REQUIRED TASK
Identify every line in the records that contains the string "detach", matching case exactly, and copy each such line in full.
START MATERIALS PROVIDED
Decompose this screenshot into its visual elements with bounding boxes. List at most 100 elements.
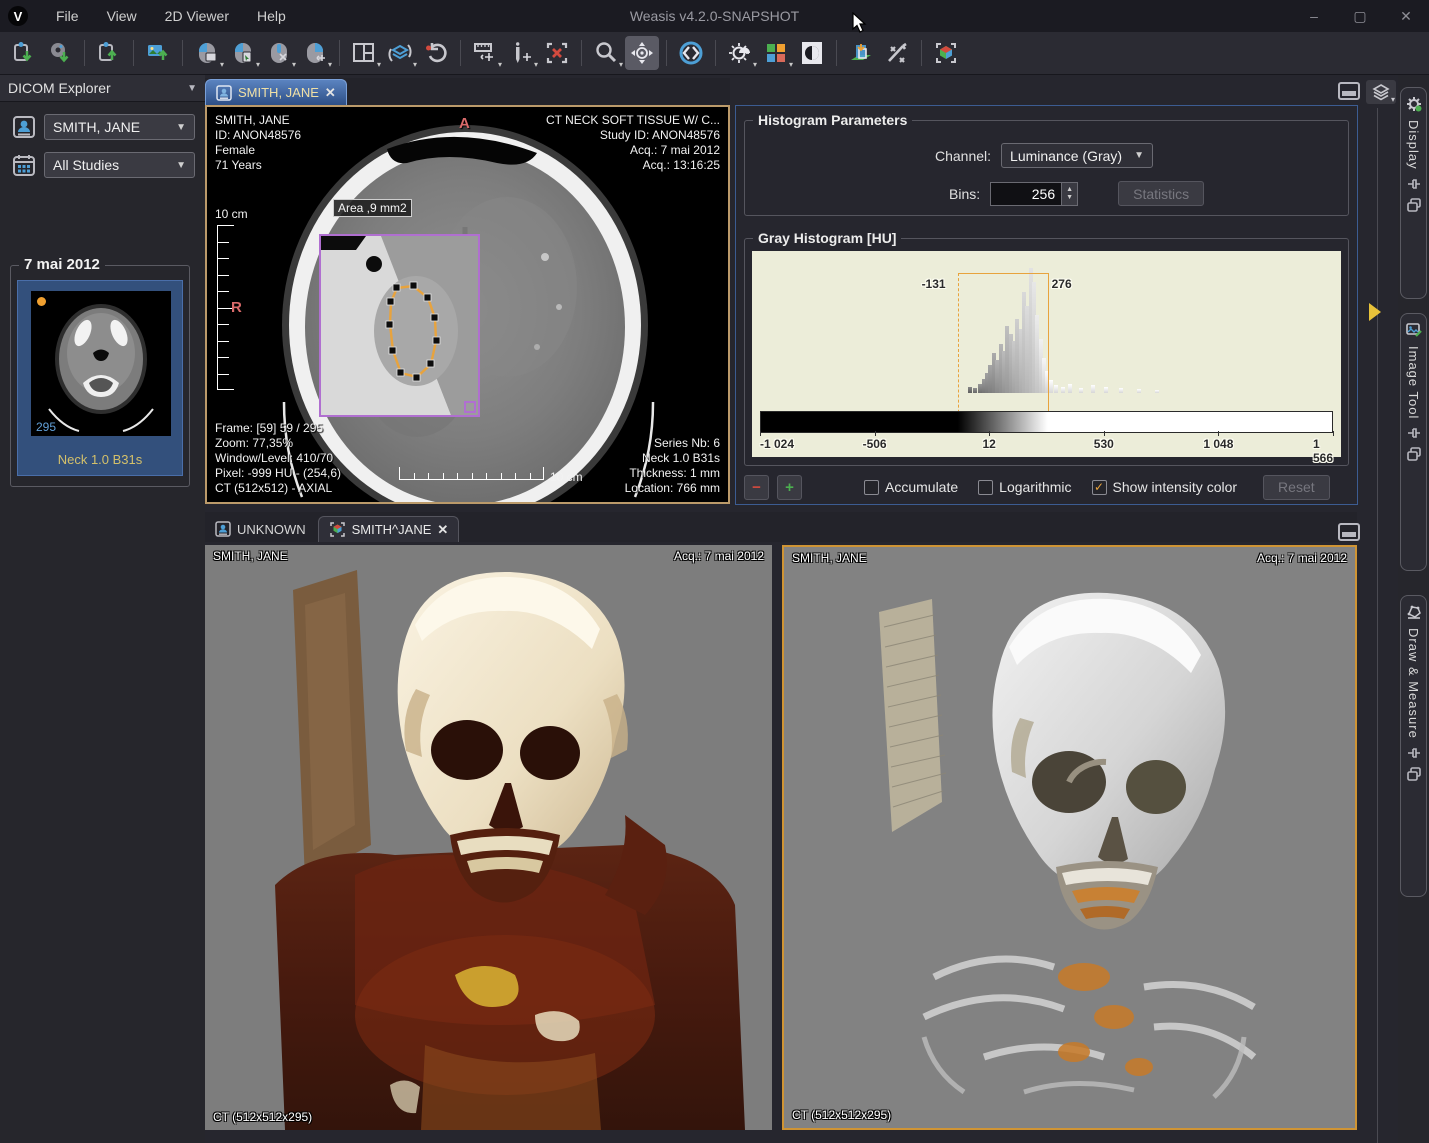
layout-button[interactable]: ▾ [347, 36, 381, 70]
pan-button[interactable] [625, 36, 659, 70]
overlay-acq-date: Acq.: 7 mai 2012 [546, 143, 720, 158]
pin-icon[interactable] [1407, 427, 1421, 439]
caret-down-icon: ▾ [753, 61, 757, 69]
ct-axial-view[interactable]: SMITH, JANE ID: ANON48576 Female 71 Year… [205, 105, 730, 504]
tab-smith-jane[interactable]: SMITH, JANE ✕ [205, 79, 347, 105]
minimize-button[interactable]: – [1291, 0, 1337, 32]
export-dicom-button[interactable] [92, 36, 126, 70]
series-thumbnail[interactable]: 295 Neck 1.0 B31s [17, 280, 183, 476]
maximize-view-icon[interactable] [1338, 82, 1360, 100]
import-cd-button[interactable] [43, 36, 77, 70]
checkbox-icon[interactable]: ✓ [978, 480, 993, 495]
magnifier-lens[interactable] [319, 234, 480, 417]
intensity-gradient-bar [760, 411, 1333, 433]
tick-label: 530 [1094, 437, 1114, 451]
close-tab-icon[interactable]: ✕ [325, 85, 336, 101]
close-tab-icon[interactable]: ✕ [437, 522, 448, 538]
image-tool-icon [1406, 322, 1422, 338]
menu-help[interactable]: Help [243, 0, 300, 32]
layers-menu-button[interactable]: ▾ [1366, 80, 1396, 104]
tab-image-tool[interactable]: Image Tool [1400, 313, 1427, 571]
annotation-tool-button[interactable]: ▾ [504, 36, 538, 70]
maximize-button[interactable]: ▢ [1337, 0, 1383, 32]
delete-measurement-button[interactable] [540, 36, 574, 70]
caret-down-icon: ▾ [498, 61, 502, 69]
tab-unknown[interactable]: UNKNOWN [205, 516, 316, 542]
horizontal-scalebar [399, 468, 544, 480]
tab-smith-caret-jane[interactable]: SMITH^JANE ✕ [318, 516, 460, 542]
measure-tool-button[interactable]: ▾ [468, 36, 502, 70]
histogram-parameters-group: Histogram Parameters Channel: Luminance … [744, 120, 1349, 216]
panel-splitter[interactable] [1377, 108, 1378, 1143]
viewer-3d-pane: UNKNOWN SMITH^JANE ✕ [205, 512, 1357, 1143]
patient-select[interactable]: SMITH, JANE ▼ [44, 114, 195, 140]
tab-display[interactable]: Display [1400, 87, 1427, 299]
splitter-expand-handle[interactable] [1369, 303, 1381, 321]
reset-button[interactable] [419, 36, 453, 70]
pin-icon[interactable] [1407, 747, 1421, 759]
chevron-down-icon[interactable]: ▼ [187, 83, 197, 94]
histogram-panel: Histogram Parameters Channel: Luminance … [735, 105, 1358, 505]
invert-lut-button[interactable] [795, 36, 829, 70]
pin-icon[interactable] [1407, 178, 1421, 190]
studies-select[interactable]: All Studies ▼ [44, 152, 195, 178]
zoom-button[interactable]: ▾ [589, 36, 623, 70]
maximize-view-icon[interactable] [1338, 523, 1360, 541]
crosshair-button[interactable] [674, 36, 708, 70]
bins-spinner-arrows[interactable]: ▲▼ [1062, 182, 1078, 206]
mouse-left-select-button[interactable]: ▾ [226, 36, 260, 70]
menu-file[interactable]: File [42, 0, 93, 32]
detach-window-icon[interactable] [1407, 198, 1421, 212]
volume-cube-icon [329, 521, 346, 538]
tick-label: -506 [863, 437, 887, 451]
logarithmic-checkbox[interactable]: ✓ Logarithmic [978, 479, 1071, 495]
checkbox-icon[interactable]: ✓ [1092, 480, 1107, 495]
mpr-button[interactable] [844, 36, 878, 70]
tick-label: 1 566 [1313, 437, 1333, 465]
intensity-color-checkbox[interactable]: ✓ Show intensity color [1092, 479, 1238, 495]
vertical-ruler-label: 10 cm [215, 207, 248, 221]
export-image-button[interactable] [141, 36, 175, 70]
detach-window-icon[interactable] [1407, 447, 1421, 461]
tab-label: Image Tool [1406, 346, 1421, 419]
gear-icon [1406, 96, 1422, 112]
tab-draw-measure[interactable]: Draw & Measure [1400, 595, 1427, 897]
magnifier-resize-handle[interactable] [464, 401, 476, 413]
tools-button[interactable] [880, 36, 914, 70]
histogram-bars [760, 265, 1333, 393]
close-button[interactable]: ✕ [1383, 0, 1429, 32]
accumulate-checkbox[interactable]: ✓ Accumulate [864, 479, 958, 495]
volume-render-bone-view[interactable]: SMITH, JANE Acq.: 7 mai 2012 CT (512x512… [782, 545, 1357, 1130]
zoom-out-histogram-button[interactable]: − [744, 475, 769, 500]
menu-2d-viewer[interactable]: 2D Viewer [151, 0, 243, 32]
tab-label: SMITH, JANE [238, 85, 319, 100]
overlay-series-desc: Neck 1.0 B31s [625, 451, 720, 466]
overlay-zoom: Zoom: 77,35% [215, 436, 341, 451]
channel-select[interactable]: Luminance (Gray) ▼ [1001, 143, 1153, 168]
mouse-left-measure-button[interactable]: ▾ [190, 36, 224, 70]
import-dicom-button[interactable] [7, 36, 41, 70]
menu-view[interactable]: View [93, 0, 151, 32]
window-level-button[interactable]: ▾ [723, 36, 757, 70]
series-open-indicator [37, 297, 46, 306]
app-logo-icon: V [8, 6, 28, 26]
series-sync-button[interactable]: ▾ [383, 36, 417, 70]
overlay-patient-name: SMITH, JANE [215, 113, 301, 128]
mouse-middle-button[interactable]: ▾ [262, 36, 296, 70]
checkbox-icon[interactable]: ✓ [864, 480, 879, 495]
bins-input[interactable]: 256 [990, 182, 1062, 206]
reset-histogram-button[interactable]: Reset [1263, 475, 1330, 500]
thumbnail-image[interactable]: 295 [31, 291, 171, 436]
detach-window-icon[interactable] [1407, 767, 1421, 781]
overlay-thickness: Thickness: 1 mm [625, 466, 720, 481]
mouse-right-button[interactable]: ▾ [298, 36, 332, 70]
volume-render-color-view[interactable]: SMITH, JANE Acq.: 7 mai 2012 CT (512x512… [205, 545, 772, 1130]
overlay-pixel: Pixel: -999 HU - (254,6) [215, 466, 341, 481]
zoom-in-histogram-button[interactable]: + [777, 475, 802, 500]
volume-rendering-button[interactable] [929, 36, 963, 70]
lut-button[interactable]: ▾ [759, 36, 793, 70]
title-bar: V File View 2D Viewer Help Weasis v4.2.0… [0, 0, 1429, 32]
explorer-header[interactable]: DICOM Explorer ▼ [0, 75, 205, 102]
histogram-chart[interactable]: -131 276 -1 024 -506 12 530 1 048 1 5 [752, 251, 1341, 457]
statistics-button[interactable]: Statistics [1118, 181, 1204, 206]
END MATERIALS PROVIDED
RESULT OF THE EXERCISE
detach-window-icon[interactable] [1407, 198, 1421, 212]
detach-window-icon[interactable] [1407, 447, 1421, 461]
detach-window-icon[interactable] [1407, 767, 1421, 781]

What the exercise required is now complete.